- Awarded for: Excellence in depiction of the LGBTQ (lesbian, gay, bisexual, transgender, or queer) community in a television series in their first season
- Venue: Varies
- Country: United States
- Presented by: GLAAD
- First award: April 2, 2022; 3 years ago
- Currently held by: Heated Rivalry (2026)

= GLAAD Media Award for Outstanding New TV Series =

LGBTQ-themed media award

The GLAAD Media Award for Outstanding New TV Series is an annual award that honors television series in their first season for excellence in the depiction of LGBTQ (lesbian, gay, bisexual, transgender, or queer) characters and themes. It is one of several categories of the annual GLAAD Media Awards, which are presented by GLAAD—an American non-governmental media monitoring organization founded in 1985, formerly called the Gay & Lesbian Alliance Against Defamation—at ceremonies in New York City and Los Angeles between March and May.

For a series to be eligible, it must be a scripted comedy or drama series in its first season that premiered in the United States during the eligibility period and include at least one LGBTQ character in a leading, supporting, or recurring capacity. The award may be accepted by the show's producers, writers, and/or actors. Series selected by GLAAD are evaluated based on four criteria: "Fair, Accurate, and Inclusive Representations" of the LGBTQ community, "Boldness and Originality" of the project, significant "Impact" on mainstream culture, and "Overall Quality" of the project. GLAAD monitors mainstream media to identify which series will be nominated, while also issuing a Call for Entries that encourages media outlets to submit programs for consideration. In order for series created by and for LGBTQ audiences to be considered for nomination, they must be submitted after the Call for Entries. Winners are determined by a plurality vote by GLAAD staff and board, donors and volunteers, and selected media industry experts.

The award was first presented at the 33rd GLAAD Media Awards in 2022. As of 2026, the award has been presented to five television series. The inaugural recipient of the award was Hacks. The most recent recipient is Heated Rivalry, which was honored at the 37th GLAAD Media Awards in 2026.

________

- WORK INSTRUCTIONS -
Rewrite the stretch of the GLAAD award article from "LGBTQ-themed media award" through "March and May.", swapping "Los Angeles" for "Chicago". The listing that comes next has no connection to the GLAAD award article.

- RAW DATA -
________

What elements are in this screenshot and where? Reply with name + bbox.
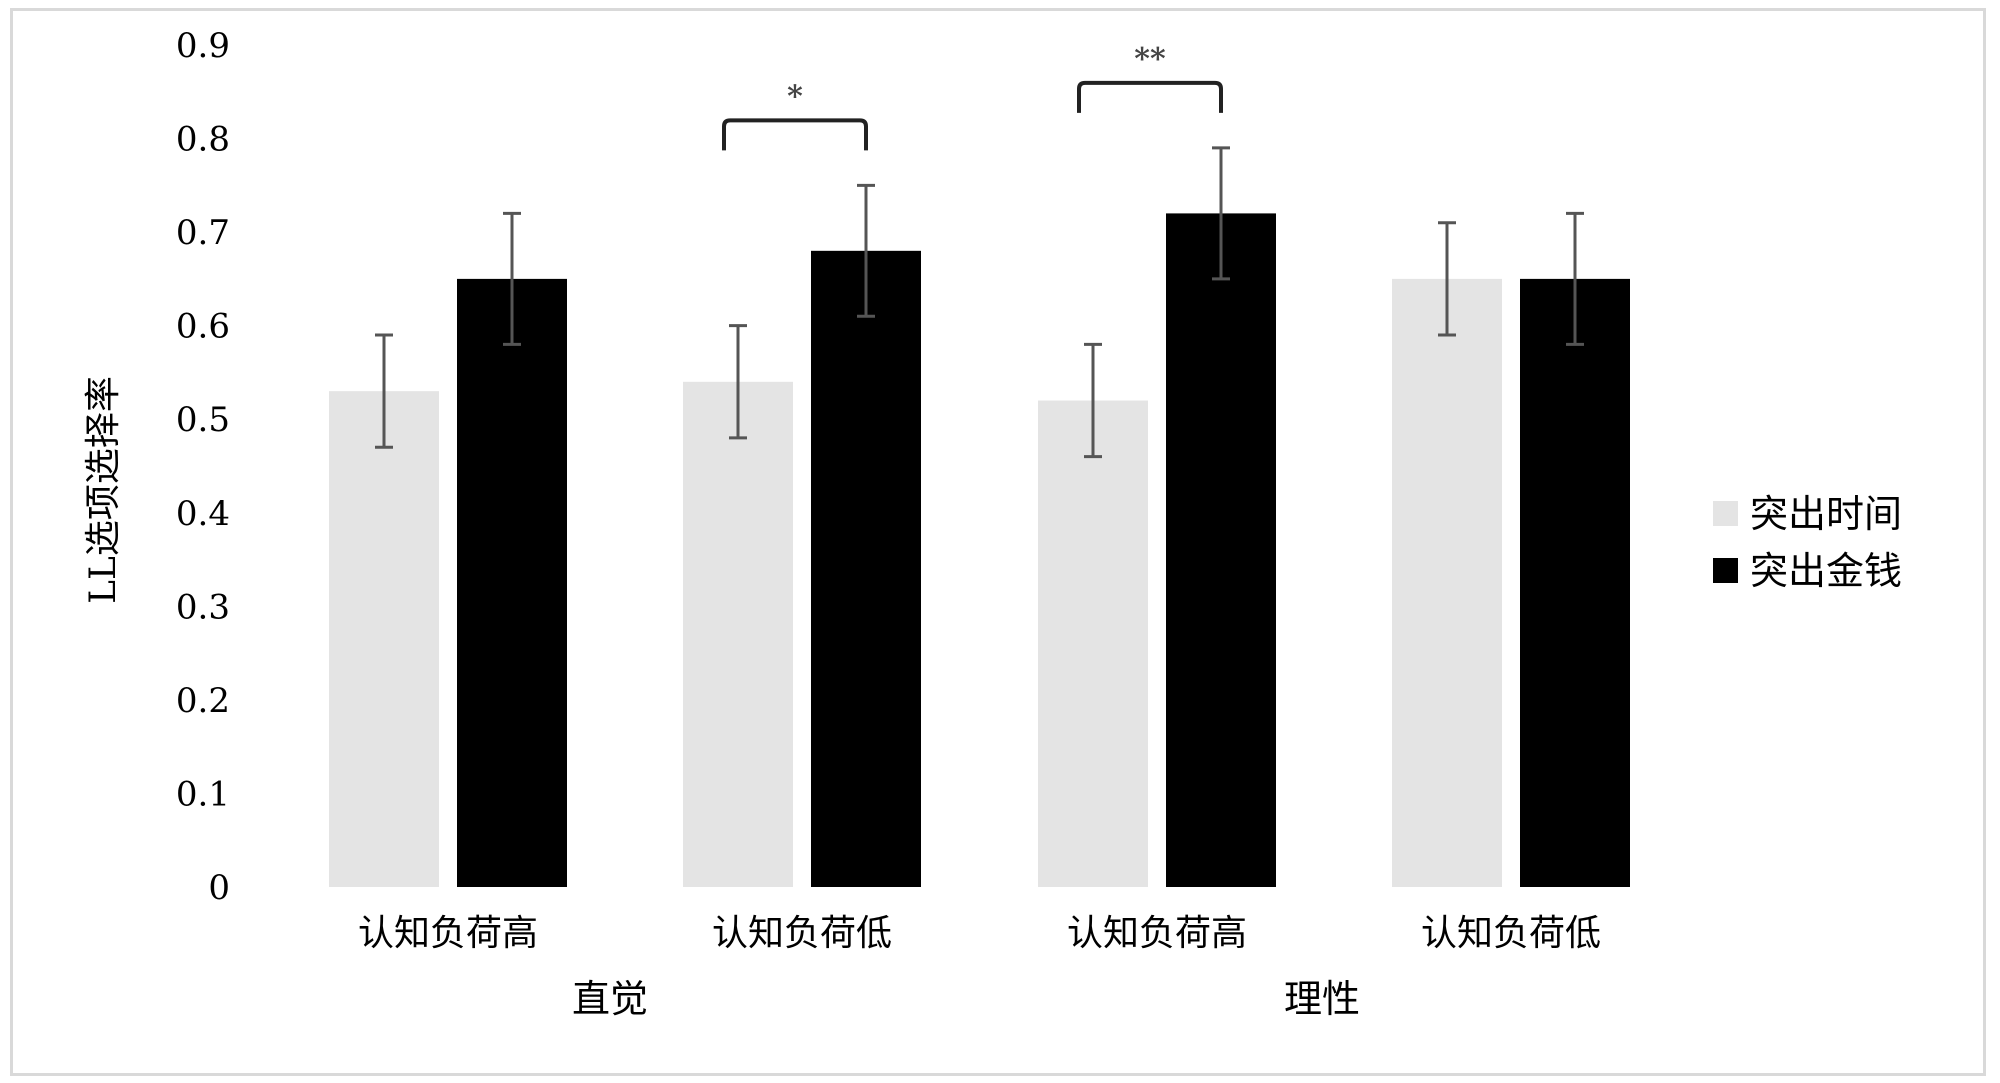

________

- TASK RESULT -
LGBTQ-themed media award

The GLAAD Media Award for Outstanding New TV Series is an annual award that honors television series in their first season for excellence in the depiction of LGBTQ (lesbian, gay, bisexual, transgender, or queer) characters and themes. It is one of several categories of the annual GLAAD Media Awards, which are presented by GLAAD—an American non-governmental media monitoring organization founded in 1985, formerly called the Gay & Lesbian Alliance Against Defamation—at ceremonies in New York City and Chicago between March and May.